PROBLEM REQUIREMENTS
Below are records; count the lines that contain "Make" and give only the total.
-- Start of GIVEN DATA --
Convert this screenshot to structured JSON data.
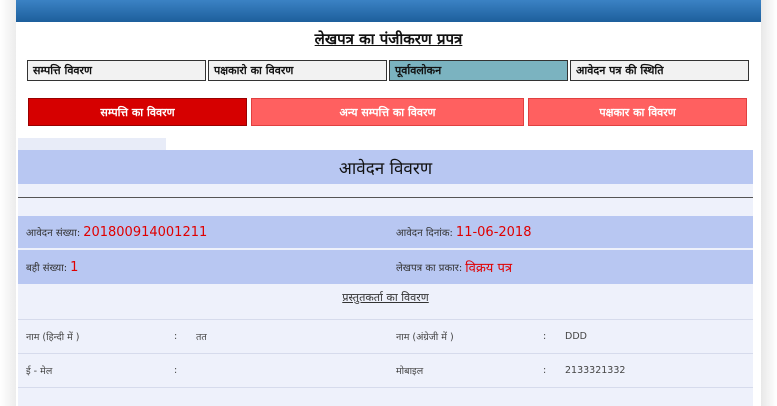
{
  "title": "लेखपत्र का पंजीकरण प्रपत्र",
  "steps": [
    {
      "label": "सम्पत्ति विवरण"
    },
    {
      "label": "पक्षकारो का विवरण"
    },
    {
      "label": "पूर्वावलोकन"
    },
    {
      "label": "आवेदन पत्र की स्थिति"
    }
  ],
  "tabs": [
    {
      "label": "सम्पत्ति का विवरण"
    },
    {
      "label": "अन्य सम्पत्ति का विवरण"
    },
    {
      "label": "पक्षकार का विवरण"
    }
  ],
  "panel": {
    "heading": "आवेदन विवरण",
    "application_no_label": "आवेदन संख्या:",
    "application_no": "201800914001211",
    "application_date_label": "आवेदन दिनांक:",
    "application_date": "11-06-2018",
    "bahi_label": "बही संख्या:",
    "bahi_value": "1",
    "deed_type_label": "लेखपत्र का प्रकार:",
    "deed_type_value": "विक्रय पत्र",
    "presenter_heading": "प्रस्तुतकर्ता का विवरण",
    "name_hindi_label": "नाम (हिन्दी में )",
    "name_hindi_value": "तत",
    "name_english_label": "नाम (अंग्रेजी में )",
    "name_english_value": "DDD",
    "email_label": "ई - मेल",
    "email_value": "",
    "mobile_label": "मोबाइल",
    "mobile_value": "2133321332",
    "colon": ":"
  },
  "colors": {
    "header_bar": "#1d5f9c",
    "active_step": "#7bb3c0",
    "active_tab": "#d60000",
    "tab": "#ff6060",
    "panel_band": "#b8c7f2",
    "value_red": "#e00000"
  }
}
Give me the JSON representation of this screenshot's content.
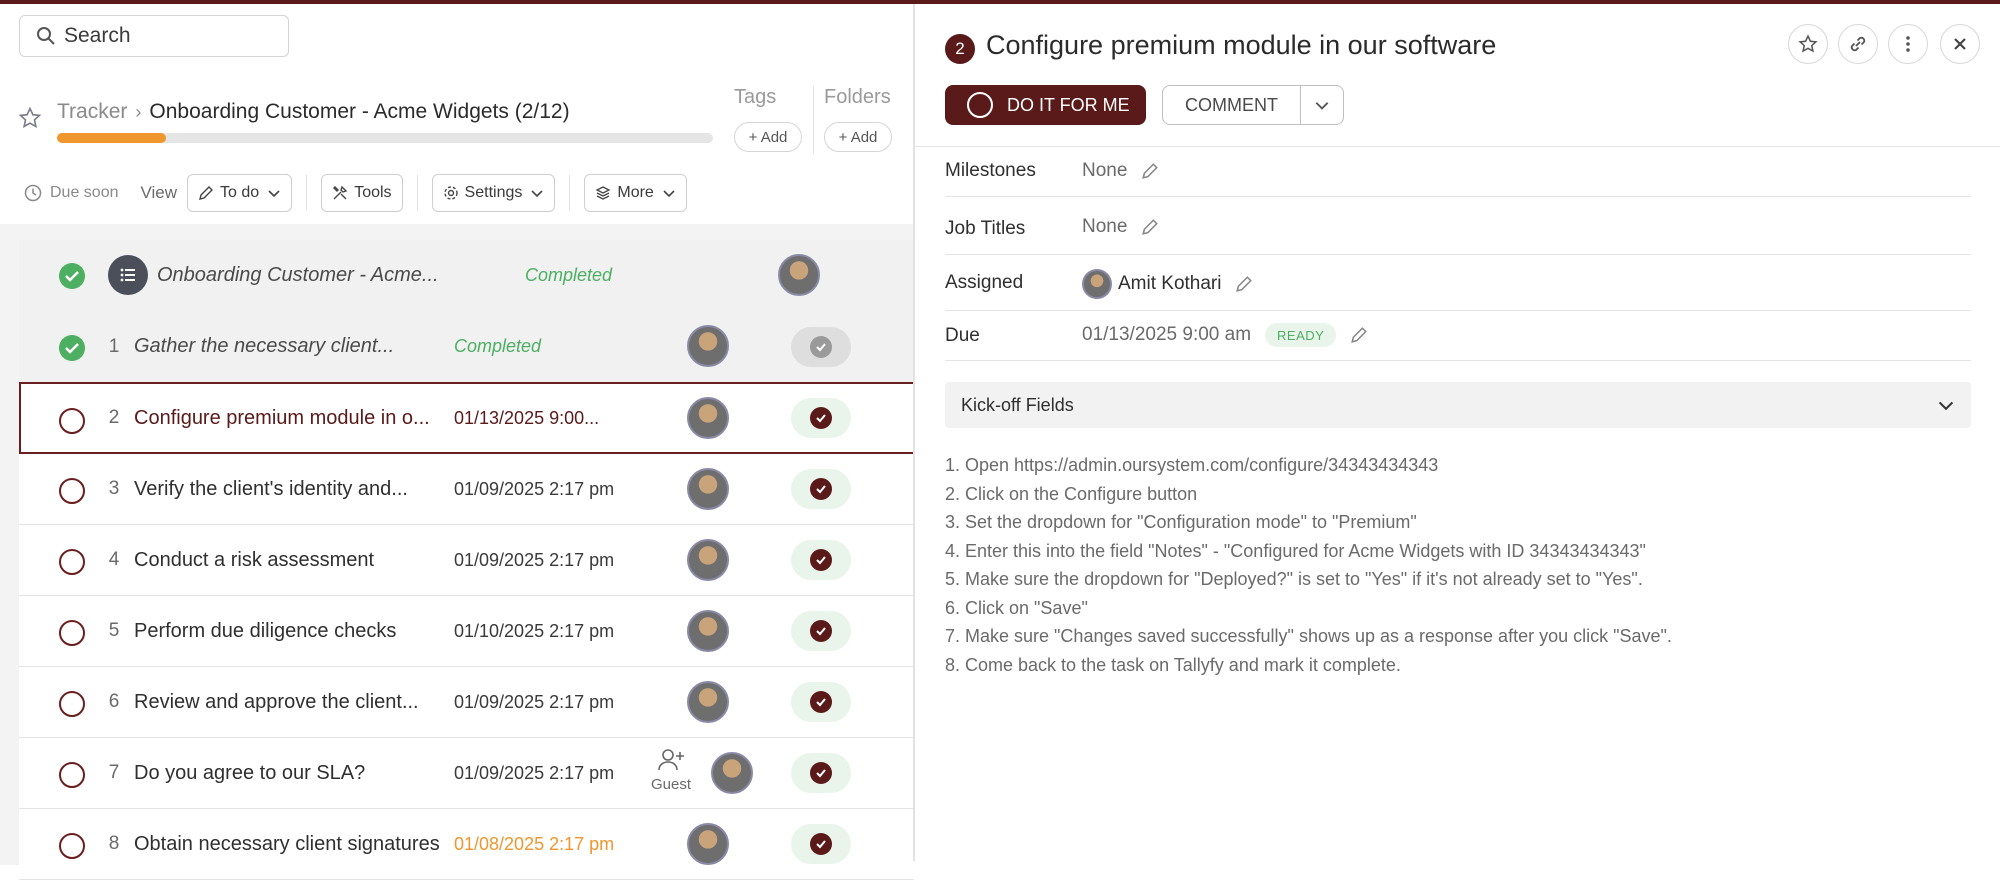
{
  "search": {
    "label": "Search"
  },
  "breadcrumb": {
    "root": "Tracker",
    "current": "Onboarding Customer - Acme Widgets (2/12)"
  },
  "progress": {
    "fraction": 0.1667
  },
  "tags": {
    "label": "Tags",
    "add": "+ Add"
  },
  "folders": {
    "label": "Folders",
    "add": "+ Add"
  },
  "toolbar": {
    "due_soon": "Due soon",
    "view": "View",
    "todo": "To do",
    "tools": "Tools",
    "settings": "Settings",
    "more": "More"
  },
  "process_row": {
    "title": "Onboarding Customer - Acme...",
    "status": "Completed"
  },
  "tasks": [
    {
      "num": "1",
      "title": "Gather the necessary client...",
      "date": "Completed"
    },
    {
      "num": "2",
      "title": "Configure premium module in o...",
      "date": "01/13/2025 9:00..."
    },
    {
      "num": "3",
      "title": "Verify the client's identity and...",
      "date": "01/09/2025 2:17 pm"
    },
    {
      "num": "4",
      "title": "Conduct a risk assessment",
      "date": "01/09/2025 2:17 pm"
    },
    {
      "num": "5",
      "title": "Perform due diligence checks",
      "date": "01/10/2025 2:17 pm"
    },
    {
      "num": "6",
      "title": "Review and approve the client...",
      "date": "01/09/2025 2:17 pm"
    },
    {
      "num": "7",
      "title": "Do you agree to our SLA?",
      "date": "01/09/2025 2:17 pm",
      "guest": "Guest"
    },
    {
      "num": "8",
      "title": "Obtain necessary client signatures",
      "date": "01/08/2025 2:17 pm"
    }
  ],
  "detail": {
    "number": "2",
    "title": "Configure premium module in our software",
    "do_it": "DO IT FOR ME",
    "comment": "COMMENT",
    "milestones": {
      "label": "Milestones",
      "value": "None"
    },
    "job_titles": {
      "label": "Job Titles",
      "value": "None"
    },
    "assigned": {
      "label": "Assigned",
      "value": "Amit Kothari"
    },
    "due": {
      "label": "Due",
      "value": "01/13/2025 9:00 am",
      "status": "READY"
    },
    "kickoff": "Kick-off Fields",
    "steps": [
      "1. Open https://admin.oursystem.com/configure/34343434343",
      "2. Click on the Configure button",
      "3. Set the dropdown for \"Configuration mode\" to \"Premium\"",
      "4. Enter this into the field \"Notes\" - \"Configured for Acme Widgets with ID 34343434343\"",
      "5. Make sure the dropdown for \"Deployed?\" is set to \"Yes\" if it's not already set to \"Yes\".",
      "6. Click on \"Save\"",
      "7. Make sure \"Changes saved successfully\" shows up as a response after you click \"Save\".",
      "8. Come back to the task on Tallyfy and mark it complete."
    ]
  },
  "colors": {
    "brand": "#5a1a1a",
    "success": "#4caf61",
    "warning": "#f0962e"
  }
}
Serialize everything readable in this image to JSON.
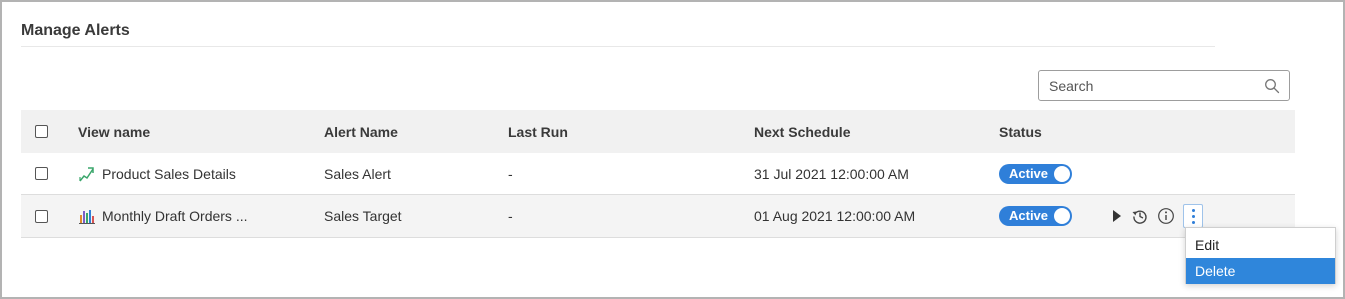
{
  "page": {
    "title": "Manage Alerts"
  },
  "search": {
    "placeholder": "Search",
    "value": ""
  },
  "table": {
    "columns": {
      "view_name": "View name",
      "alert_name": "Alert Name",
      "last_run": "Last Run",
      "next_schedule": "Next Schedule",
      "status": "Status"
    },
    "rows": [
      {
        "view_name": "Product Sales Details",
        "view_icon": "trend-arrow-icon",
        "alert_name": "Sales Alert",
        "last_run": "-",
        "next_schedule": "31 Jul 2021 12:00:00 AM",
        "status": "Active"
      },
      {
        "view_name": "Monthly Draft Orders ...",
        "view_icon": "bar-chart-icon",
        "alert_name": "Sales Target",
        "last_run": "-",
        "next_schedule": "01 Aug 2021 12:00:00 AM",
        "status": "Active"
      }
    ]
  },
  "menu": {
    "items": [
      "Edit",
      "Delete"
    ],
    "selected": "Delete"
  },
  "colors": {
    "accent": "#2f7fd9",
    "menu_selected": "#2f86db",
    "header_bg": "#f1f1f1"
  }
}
-- End of GIVEN DATA --
ANSWER FOR THIS EXERCISE
2